Provided records:
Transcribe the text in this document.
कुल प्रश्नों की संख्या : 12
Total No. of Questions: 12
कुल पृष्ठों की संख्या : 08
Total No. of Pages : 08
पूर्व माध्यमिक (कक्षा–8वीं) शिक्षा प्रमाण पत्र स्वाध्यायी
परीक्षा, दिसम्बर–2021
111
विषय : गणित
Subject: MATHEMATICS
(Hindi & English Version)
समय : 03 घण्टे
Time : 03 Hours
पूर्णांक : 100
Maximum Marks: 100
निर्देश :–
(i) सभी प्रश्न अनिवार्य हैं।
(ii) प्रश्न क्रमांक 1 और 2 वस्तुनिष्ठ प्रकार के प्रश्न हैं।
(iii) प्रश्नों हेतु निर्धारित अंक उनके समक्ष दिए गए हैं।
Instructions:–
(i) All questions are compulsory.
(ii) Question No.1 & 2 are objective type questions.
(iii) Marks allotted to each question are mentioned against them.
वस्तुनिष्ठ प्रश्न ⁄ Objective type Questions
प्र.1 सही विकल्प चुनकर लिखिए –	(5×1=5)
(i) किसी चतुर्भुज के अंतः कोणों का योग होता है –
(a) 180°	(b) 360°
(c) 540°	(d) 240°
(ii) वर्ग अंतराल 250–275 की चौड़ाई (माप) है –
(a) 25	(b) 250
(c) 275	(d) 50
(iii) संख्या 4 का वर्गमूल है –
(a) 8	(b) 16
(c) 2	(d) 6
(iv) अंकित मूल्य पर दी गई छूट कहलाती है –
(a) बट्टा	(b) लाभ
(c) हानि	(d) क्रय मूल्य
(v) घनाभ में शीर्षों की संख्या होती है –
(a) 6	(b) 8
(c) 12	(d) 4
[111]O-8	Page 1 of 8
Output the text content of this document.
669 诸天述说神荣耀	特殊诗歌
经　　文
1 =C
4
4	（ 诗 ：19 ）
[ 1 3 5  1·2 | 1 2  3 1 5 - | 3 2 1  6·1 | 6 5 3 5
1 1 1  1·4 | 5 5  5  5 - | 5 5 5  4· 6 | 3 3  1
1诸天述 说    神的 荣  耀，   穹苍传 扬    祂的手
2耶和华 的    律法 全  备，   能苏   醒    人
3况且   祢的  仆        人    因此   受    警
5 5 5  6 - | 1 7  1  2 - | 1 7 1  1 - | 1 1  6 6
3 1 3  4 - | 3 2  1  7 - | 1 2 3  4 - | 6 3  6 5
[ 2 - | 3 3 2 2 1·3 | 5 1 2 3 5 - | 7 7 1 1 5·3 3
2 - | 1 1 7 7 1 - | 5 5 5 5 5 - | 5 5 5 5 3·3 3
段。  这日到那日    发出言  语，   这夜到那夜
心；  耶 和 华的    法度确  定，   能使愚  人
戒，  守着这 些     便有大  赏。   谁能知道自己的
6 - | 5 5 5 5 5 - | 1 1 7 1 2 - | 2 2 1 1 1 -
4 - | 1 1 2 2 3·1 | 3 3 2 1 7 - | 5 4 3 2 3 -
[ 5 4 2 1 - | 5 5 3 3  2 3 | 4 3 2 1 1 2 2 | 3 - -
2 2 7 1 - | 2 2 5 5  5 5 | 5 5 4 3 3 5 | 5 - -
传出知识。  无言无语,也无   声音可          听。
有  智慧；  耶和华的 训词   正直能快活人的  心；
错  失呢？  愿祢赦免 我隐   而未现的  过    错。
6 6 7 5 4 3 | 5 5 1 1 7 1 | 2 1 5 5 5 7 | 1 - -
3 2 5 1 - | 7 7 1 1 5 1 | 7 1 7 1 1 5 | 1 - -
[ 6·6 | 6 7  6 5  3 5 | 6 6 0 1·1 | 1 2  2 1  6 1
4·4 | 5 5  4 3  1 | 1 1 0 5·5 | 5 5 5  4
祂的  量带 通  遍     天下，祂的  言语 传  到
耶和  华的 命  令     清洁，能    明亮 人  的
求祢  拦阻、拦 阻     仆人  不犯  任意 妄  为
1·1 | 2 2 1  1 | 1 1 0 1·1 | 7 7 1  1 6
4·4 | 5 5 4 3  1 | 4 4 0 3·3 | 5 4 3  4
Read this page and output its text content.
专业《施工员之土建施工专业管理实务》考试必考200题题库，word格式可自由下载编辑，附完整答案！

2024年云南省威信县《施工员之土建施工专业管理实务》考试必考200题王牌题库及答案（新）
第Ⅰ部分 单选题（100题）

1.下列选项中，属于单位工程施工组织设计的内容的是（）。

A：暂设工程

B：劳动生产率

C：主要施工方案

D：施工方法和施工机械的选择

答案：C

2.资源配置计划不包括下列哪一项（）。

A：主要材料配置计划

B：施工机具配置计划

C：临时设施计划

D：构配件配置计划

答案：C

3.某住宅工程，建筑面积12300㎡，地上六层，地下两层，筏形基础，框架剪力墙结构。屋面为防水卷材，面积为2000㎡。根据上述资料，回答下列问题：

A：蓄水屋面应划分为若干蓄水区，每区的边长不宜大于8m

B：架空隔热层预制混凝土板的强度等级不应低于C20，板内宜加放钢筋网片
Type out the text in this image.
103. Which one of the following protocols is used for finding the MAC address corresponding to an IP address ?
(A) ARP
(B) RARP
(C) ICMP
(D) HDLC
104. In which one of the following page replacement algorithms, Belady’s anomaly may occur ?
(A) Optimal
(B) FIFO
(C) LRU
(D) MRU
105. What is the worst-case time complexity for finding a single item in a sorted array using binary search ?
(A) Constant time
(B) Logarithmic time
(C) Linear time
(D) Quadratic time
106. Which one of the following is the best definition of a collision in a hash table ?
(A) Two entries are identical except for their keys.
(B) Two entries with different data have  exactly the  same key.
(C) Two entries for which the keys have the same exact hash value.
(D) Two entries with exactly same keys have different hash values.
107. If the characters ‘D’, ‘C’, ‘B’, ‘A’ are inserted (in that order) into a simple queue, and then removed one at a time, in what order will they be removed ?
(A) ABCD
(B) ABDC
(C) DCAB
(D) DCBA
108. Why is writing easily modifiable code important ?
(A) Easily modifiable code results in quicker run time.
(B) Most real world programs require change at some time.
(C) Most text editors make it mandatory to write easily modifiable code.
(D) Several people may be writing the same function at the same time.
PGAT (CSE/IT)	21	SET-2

Written task:
Return the lines of the records that include the string "document".

Solution:
Transcribe the text in this document.
Output the text content of this document.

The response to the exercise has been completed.